To be done:
Check each line of the material below, and copy it if it holds the string "Full".

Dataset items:
━━━━━━━━━━━━━━━━
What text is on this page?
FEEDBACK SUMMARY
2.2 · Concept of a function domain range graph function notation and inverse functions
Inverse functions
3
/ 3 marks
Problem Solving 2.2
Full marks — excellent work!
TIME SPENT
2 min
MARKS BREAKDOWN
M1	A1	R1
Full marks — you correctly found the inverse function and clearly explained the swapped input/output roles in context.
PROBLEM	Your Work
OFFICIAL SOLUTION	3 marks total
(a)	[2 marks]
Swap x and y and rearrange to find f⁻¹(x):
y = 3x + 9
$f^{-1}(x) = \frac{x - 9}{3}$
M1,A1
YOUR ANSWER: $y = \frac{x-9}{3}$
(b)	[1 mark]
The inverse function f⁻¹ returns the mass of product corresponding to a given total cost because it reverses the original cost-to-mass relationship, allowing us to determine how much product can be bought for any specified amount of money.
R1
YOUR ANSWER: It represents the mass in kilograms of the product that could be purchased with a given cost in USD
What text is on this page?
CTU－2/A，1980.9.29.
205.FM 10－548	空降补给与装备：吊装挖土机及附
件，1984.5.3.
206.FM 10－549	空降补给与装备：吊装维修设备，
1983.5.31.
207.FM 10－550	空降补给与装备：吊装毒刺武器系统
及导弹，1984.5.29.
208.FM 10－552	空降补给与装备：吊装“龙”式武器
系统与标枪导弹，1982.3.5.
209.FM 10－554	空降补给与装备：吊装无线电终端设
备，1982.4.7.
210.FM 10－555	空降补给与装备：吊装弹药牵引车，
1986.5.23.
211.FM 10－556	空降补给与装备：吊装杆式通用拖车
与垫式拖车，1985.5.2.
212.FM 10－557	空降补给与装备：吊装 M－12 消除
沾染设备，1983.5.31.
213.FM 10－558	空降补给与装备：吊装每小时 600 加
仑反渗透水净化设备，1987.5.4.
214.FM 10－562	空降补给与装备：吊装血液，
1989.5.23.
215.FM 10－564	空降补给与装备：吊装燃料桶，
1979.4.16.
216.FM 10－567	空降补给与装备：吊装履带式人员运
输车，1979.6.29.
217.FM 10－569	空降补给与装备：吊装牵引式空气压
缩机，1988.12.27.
━━━━━━━━━━━━━━━━
Solution for this task:
Full marks — excellent work!
Full marks — you correctly found the inverse function and clearly explained the swapped input/output roles in context.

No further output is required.